What to produce → All of the lines below are to be transcribed faithfully, with pictures excluded from the copy.

Supplied records →
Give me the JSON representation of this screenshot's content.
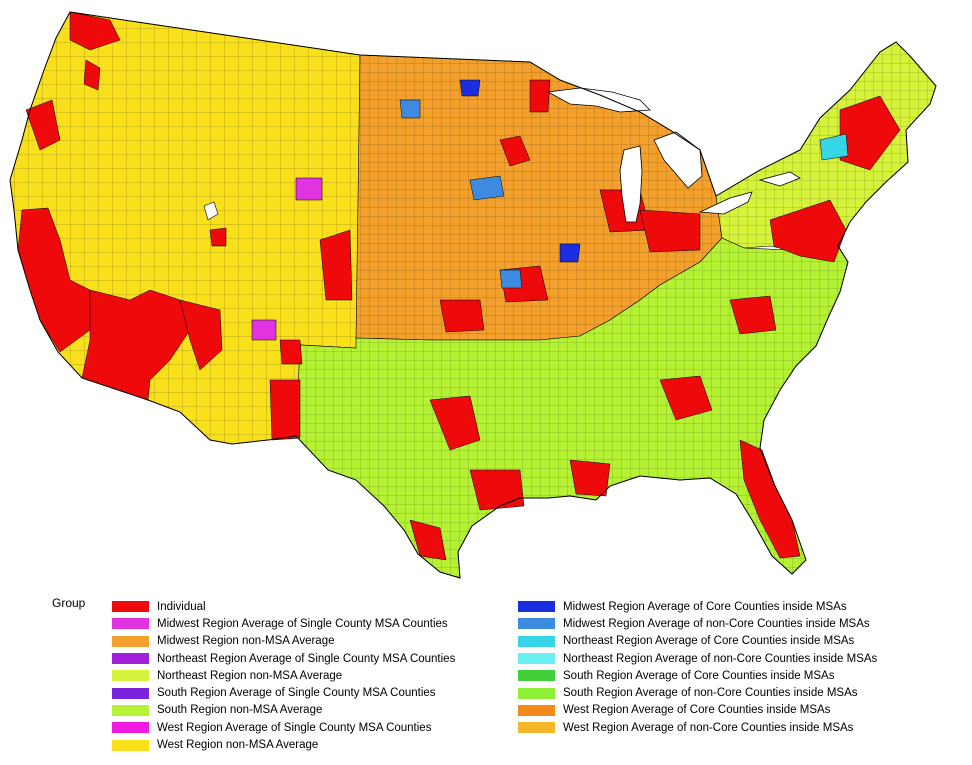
{
  "map": {
    "regions": {
      "west": "#f9e01b",
      "midwest": "#f4a02c",
      "south": "#b5f234",
      "northeast": "#d7f23a"
    },
    "highlight_colors": {
      "individual": "#ee0a0a",
      "midwest_core": "#1a2ee0",
      "midwest_noncore": "#3d8be0",
      "northeast_core": "#36d6e6",
      "south_core": "#42d03a",
      "msa_single": "#e233e2"
    }
  },
  "legend": {
    "title": "Group",
    "left": [
      {
        "label": "Individual",
        "color": "#ee0a0a"
      },
      {
        "label": "Midwest Region Average of Single County MSA Counties",
        "color": "#e233e2"
      },
      {
        "label": "Midwest Region non-MSA Average",
        "color": "#f4a02c"
      },
      {
        "label": "Northeast Region Average of Single County MSA Counties",
        "color": "#a020d8"
      },
      {
        "label": "Northeast Region non-MSA Average",
        "color": "#d7f23a"
      },
      {
        "label": "South Region Average of Single County MSA Counties",
        "color": "#7a22dc"
      },
      {
        "label": "South Region non-MSA Average",
        "color": "#b5f234"
      },
      {
        "label": "West Region Average of Single County MSA Counties",
        "color": "#f01ae0"
      },
      {
        "label": "West Region non-MSA Average",
        "color": "#f9e01b"
      }
    ],
    "right": [
      {
        "label": "Midwest Region Average of Core Counties inside MSAs",
        "color": "#1a2ee0"
      },
      {
        "label": "Midwest Region Average of non-Core Counties inside MSAs",
        "color": "#3d8be0"
      },
      {
        "label": "Northeast Region Average of Core Counties inside MSAs",
        "color": "#36d6e6"
      },
      {
        "label": "Northeast Region Average of non-Core Counties inside MSAs",
        "color": "#6af0f0"
      },
      {
        "label": "South Region Average of Core Counties inside MSAs",
        "color": "#42d03a"
      },
      {
        "label": "South Region Average of non-Core Counties inside MSAs",
        "color": "#8ef034"
      },
      {
        "label": "West Region Average of Core Counties inside MSAs",
        "color": "#f38a1a"
      },
      {
        "label": "West Region Average of non-Core Counties inside MSAs",
        "color": "#f6b62a"
      }
    ]
  }
}
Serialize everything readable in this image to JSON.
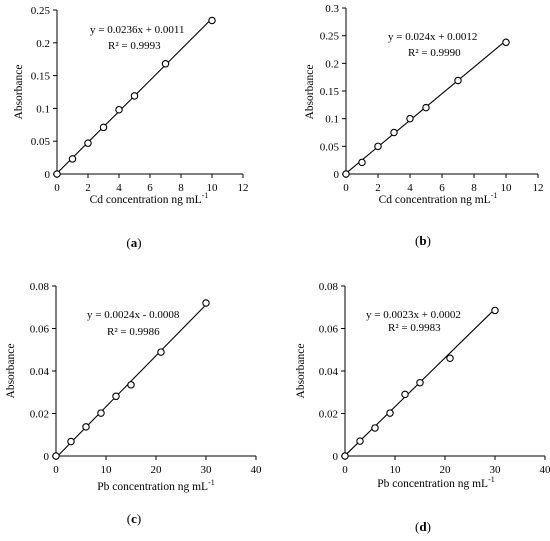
{
  "chart_data": [
    {
      "type": "scatter",
      "panel_label": "(a)",
      "xlabel": "Cd concentration ng mL",
      "xlabel_sup": "-1",
      "ylabel": "Absorbance",
      "xlim": [
        0,
        12
      ],
      "ylim": [
        0,
        0.25
      ],
      "xticks": [
        0,
        2,
        4,
        6,
        8,
        10,
        12
      ],
      "yticks": [
        0,
        0.05,
        0.1,
        0.15,
        0.2,
        0.25
      ],
      "x": [
        0,
        1,
        2,
        3,
        4,
        5,
        7,
        10
      ],
      "y": [
        0,
        0.023,
        0.047,
        0.071,
        0.098,
        0.119,
        0.168,
        0.234
      ],
      "trendline": {
        "slope": 0.0236,
        "intercept": 0.0011
      },
      "equation": "y = 0.0236x + 0.0011",
      "r2": "R² = 0.9993"
    },
    {
      "type": "scatter",
      "panel_label": "(b)",
      "xlabel": "Cd concentration ng mL",
      "xlabel_sup": "-1",
      "ylabel": "Absorbance",
      "xlim": [
        0,
        12
      ],
      "ylim": [
        0,
        0.3
      ],
      "xticks": [
        0,
        2,
        4,
        6,
        8,
        10,
        12
      ],
      "yticks": [
        0,
        0.05,
        0.1,
        0.15,
        0.2,
        0.25,
        0.3
      ],
      "x": [
        0,
        1,
        2,
        3,
        4,
        5,
        7,
        10
      ],
      "y": [
        0,
        0.021,
        0.05,
        0.075,
        0.1,
        0.12,
        0.169,
        0.238
      ],
      "trendline": {
        "slope": 0.024,
        "intercept": 0.0012
      },
      "equation": "y = 0.024x + 0.0012",
      "r2": "R² = 0.9990"
    },
    {
      "type": "scatter",
      "panel_label": "(c)",
      "xlabel": "Pb concentration ng mL",
      "xlabel_sup": "-1",
      "ylabel": "Absorbance",
      "xlim": [
        0,
        40
      ],
      "ylim": [
        0,
        0.08
      ],
      "xticks": [
        0,
        10,
        20,
        30,
        40
      ],
      "yticks": [
        0,
        0.02,
        0.04,
        0.06,
        0.08
      ],
      "x": [
        0,
        3,
        6,
        9,
        12,
        15,
        21,
        30
      ],
      "y": [
        0,
        0.0068,
        0.0137,
        0.0202,
        0.0281,
        0.0335,
        0.0489,
        0.072
      ],
      "trendline": {
        "slope": 0.0024,
        "intercept": -0.0008
      },
      "equation": "y = 0.0024x - 0.0008",
      "r2": "R² = 0.9986"
    },
    {
      "type": "scatter",
      "panel_label": "(d)",
      "xlabel": "Pb concentration ng mL",
      "xlabel_sup": "-1",
      "ylabel": "Absorbance",
      "xlim": [
        0,
        40
      ],
      "ylim": [
        0,
        0.08
      ],
      "xticks": [
        0,
        10,
        20,
        30,
        40
      ],
      "yticks": [
        0,
        0.02,
        0.04,
        0.06,
        0.08
      ],
      "x": [
        0,
        3,
        6,
        9,
        12,
        15,
        21,
        30
      ],
      "y": [
        0,
        0.007,
        0.0132,
        0.0202,
        0.029,
        0.0345,
        0.046,
        0.0685
      ],
      "trendline": {
        "slope": 0.0023,
        "intercept": 0.0002
      },
      "equation": "y = 0.0023x + 0.0002",
      "r2": "R² = 0.9983"
    }
  ]
}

Exercise solution →
Give me the JSON representation of this screenshot's content.
{
  "map": {
    "regions": {
      "west": "#f9e01b",
      "midwest": "#f4a02c",
      "south": "#b5f234",
      "northeast": "#d7f23a"
    },
    "highlight_colors": {
      "individual": "#ee0a0a",
      "midwest_core": "#1a2ee0",
      "midwest_noncore": "#3d8be0",
      "northeast_core": "#36d6e6",
      "south_core": "#42d03a",
      "msa_single": "#e233e2"
    }
  },
  "legend": {
    "title": "Group",
    "left": [
      {
        "label": "Individual",
        "color": "#ee0a0a"
      },
      {
        "label": "Midwest Region Average of Single County MSA Counties",
        "color": "#e233e2"
      },
      {
        "label": "Midwest Region non-MSA Average",
        "color": "#f4a02c"
      },
      {
        "label": "Northeast Region Average of Single County MSA Counties",
        "color": "#a020d8"
      },
      {
        "label": "Northeast Region non-MSA Average",
        "color": "#d7f23a"
      },
      {
        "label": "South Region Average of Single County MSA Counties",
        "color": "#7a22dc"
      },
      {
        "label": "South Region non-MSA Average",
        "color": "#b5f234"
      },
      {
        "label": "West Region Average of Single County MSA Counties",
        "color": "#f01ae0"
      },
      {
        "label": "West Region non-MSA Average",
        "color": "#f9e01b"
      }
    ],
    "right": [
      {
        "label": "Midwest Region Average of Core Counties inside MSAs",
        "color": "#1a2ee0"
      },
      {
        "label": "Midwest Region Average of non-Core Counties inside MSAs",
        "color": "#3d8be0"
      },
      {
        "label": "Northeast Region Average of Core Counties inside MSAs",
        "color": "#36d6e6"
      },
      {
        "label": "Northeast Region Average of non-Core Counties inside MSAs",
        "color": "#6af0f0"
      },
      {
        "label": "South Region Average of Core Counties inside MSAs",
        "color": "#42d03a"
      },
      {
        "label": "South Region Average of non-Core Counties inside MSAs",
        "color": "#8ef034"
      },
      {
        "label": "West Region Average of Core Counties inside MSAs",
        "color": "#f38a1a"
      },
      {
        "label": "West Region Average of non-Core Counties inside MSAs",
        "color": "#f6b62a"
      }
    ]
  }
}
Serialize everything readable in this image to JSON.
{
  "chart_data": [
    {
      "type": "scatter",
      "panel_label": "(a)",
      "xlabel": "Cd concentration ng mL",
      "xlabel_sup": "-1",
      "ylabel": "Absorbance",
      "xlim": [
        0,
        12
      ],
      "ylim": [
        0,
        0.25
      ],
      "xticks": [
        0,
        2,
        4,
        6,
        8,
        10,
        12
      ],
      "yticks": [
        0,
        0.05,
        0.1,
        0.15,
        0.2,
        0.25
      ],
      "x": [
        0,
        1,
        2,
        3,
        4,
        5,
        7,
        10
      ],
      "y": [
        0,
        0.023,
        0.047,
        0.071,
        0.098,
        0.119,
        0.168,
        0.234
      ],
      "trendline": {
        "slope": 0.0236,
        "intercept": 0.0011
      },
      "equation": "y = 0.0236x + 0.0011",
      "r2": "R² = 0.9993"
    },
    {
      "type": "scatter",
      "panel_label": "(b)",
      "xlabel": "Cd concentration ng mL",
      "xlabel_sup": "-1",
      "ylabel": "Absorbance",
      "xlim": [
        0,
        12
      ],
      "ylim": [
        0,
        0.3
      ],
      "xticks": [
        0,
        2,
        4,
        6,
        8,
        10,
        12
      ],
      "yticks": [
        0,
        0.05,
        0.1,
        0.15,
        0.2,
        0.25,
        0.3
      ],
      "x": [
        0,
        1,
        2,
        3,
        4,
        5,
        7,
        10
      ],
      "y": [
        0,
        0.021,
        0.05,
        0.075,
        0.1,
        0.12,
        0.169,
        0.238
      ],
      "trendline": {
        "slope": 0.024,
        "intercept": 0.0012
      },
      "equation": "y = 0.024x + 0.0012",
      "r2": "R² = 0.9990"
    },
    {
      "type": "scatter",
      "panel_label": "(c)",
      "xlabel": "Pb concentration ng mL",
      "xlabel_sup": "-1",
      "ylabel": "Absorbance",
      "xlim": [
        0,
        40
      ],
      "ylim": [
        0,
        0.08
      ],
      "xticks": [
        0,
        10,
        20,
        30,
        40
      ],
      "yticks": [
        0,
        0.02,
        0.04,
        0.06,
        0.08
      ],
      "x": [
        0,
        3,
        6,
        9,
        12,
        15,
        21,
        30
      ],
      "y": [
        0,
        0.0068,
        0.0137,
        0.0202,
        0.0281,
        0.0335,
        0.0489,
        0.072
      ],
      "trendline": {
        "slope": 0.0024,
        "intercept": -0.0008
      },
      "equation": "y = 0.0024x - 0.0008",
      "r2": "R² = 0.9986"
    },
    {
      "type": "scatter",
      "panel_label": "(d)",
      "xlabel": "Pb concentration ng mL",
      "xlabel_sup": "-1",
      "ylabel": "Absorbance",
      "xlim": [
        0,
        40
      ],
      "ylim": [
        0,
        0.08
      ],
      "xticks": [
        0,
        10,
        20,
        30,
        40
      ],
      "yticks": [
        0,
        0.02,
        0.04,
        0.06,
        0.08
      ],
      "x": [
        0,
        3,
        6,
        9,
        12,
        15,
        21,
        30
      ],
      "y": [
        0,
        0.007,
        0.0132,
        0.0202,
        0.029,
        0.0345,
        0.046,
        0.0685
      ],
      "trendline": {
        "slope": 0.0023,
        "intercept": 0.0002
      },
      "equation": "y = 0.0023x + 0.0002",
      "r2": "R² = 0.9983"
    }
  ]
}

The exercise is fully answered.